Requirement> Give the records back in full, exactly as they read.

Supplied records>
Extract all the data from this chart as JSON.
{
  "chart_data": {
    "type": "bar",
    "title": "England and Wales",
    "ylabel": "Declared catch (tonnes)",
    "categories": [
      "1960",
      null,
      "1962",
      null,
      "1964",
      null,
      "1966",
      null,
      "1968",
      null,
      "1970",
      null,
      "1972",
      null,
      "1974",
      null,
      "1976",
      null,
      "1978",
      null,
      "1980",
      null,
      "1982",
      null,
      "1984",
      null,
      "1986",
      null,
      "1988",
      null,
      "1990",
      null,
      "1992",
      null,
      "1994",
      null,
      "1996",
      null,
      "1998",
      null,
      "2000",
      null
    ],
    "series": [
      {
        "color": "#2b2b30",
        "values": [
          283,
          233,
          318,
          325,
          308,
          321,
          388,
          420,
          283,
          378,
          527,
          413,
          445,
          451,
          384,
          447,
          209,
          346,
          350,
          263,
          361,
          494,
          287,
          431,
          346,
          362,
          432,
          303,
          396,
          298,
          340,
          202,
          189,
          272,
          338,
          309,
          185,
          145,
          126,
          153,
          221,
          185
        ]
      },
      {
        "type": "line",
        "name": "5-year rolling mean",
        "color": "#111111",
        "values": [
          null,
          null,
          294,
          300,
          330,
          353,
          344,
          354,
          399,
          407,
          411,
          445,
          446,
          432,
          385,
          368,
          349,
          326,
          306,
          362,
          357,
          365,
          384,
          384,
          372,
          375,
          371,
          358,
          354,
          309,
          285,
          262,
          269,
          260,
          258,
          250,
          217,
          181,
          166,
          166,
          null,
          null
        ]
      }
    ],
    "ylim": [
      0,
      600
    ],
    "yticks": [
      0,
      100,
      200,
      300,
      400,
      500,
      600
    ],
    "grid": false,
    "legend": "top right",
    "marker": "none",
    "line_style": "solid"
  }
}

Response>
Extract all the data from this chart as JSON.
{
  "chart_data": {
    "type": "bar",
    "title": "England and Wales",
    "ylabel": "Declared catch (tonnes)",
    "categories": [
      "1960",
      null,
      "1962",
      null,
      "1964",
      null,
      "1966",
      null,
      "1968",
      null,
      "1970",
      null,
      "1972",
      null,
      "1974",
      null,
      "1976",
      null,
      "1978",
      null,
      "1980",
      null,
      "1982",
      null,
      "1984",
      null,
      "1986",
      null,
      "1988",
      null,
      "1990",
      null,
      "1992",
      null,
      "1994",
      null,
      "1996",
      null,
      "1998",
      null,
      "2000",
      null
    ],
    "series": [
      {
        "color": "#2b2b30",
        "values": [
          283,
          233,
          318,
          325,
          308,
          321,
          388,
          420,
          283,
          378,
          527,
          413,
          445,
          451,
          384,
          447,
          209,
          346,
          350,
          263,
          361,
          494,
          287,
          431,
          346,
          362,
          432,
          303,
          396,
          298,
          340,
          202,
          189,
          272,
          338,
          309,
          185,
          145,
          126,
          153,
          221,
          185
        ]
      },
      {
        "type": "line",
        "name": "5-year rolling mean",
        "color": "#111111",
        "values": [
          null,
          null,
          294,
          300,
          330,
          353,
          344,
          354,
          399,
          407,
          411,
          445,
          446,
          432,
          385,
          368,
          349,
          326,
          306,
          362,
          357,
          365,
          384,
          384,
          372,
          375,
          371,
          358,
          354,
          309,
          285,
          262,
          269,
          260,
          258,
          250,
          217,
          181,
          166,
          166,
          null,
          null
        ]
      }
    ],
    "ylim": [
      0,
      600
    ],
    "yticks": [
      0,
      100,
      200,
      300,
      400,
      500,
      600
    ],
    "grid": false,
    "legend": "top right",
    "marker": "none",
    "line_style": "solid"
  }
}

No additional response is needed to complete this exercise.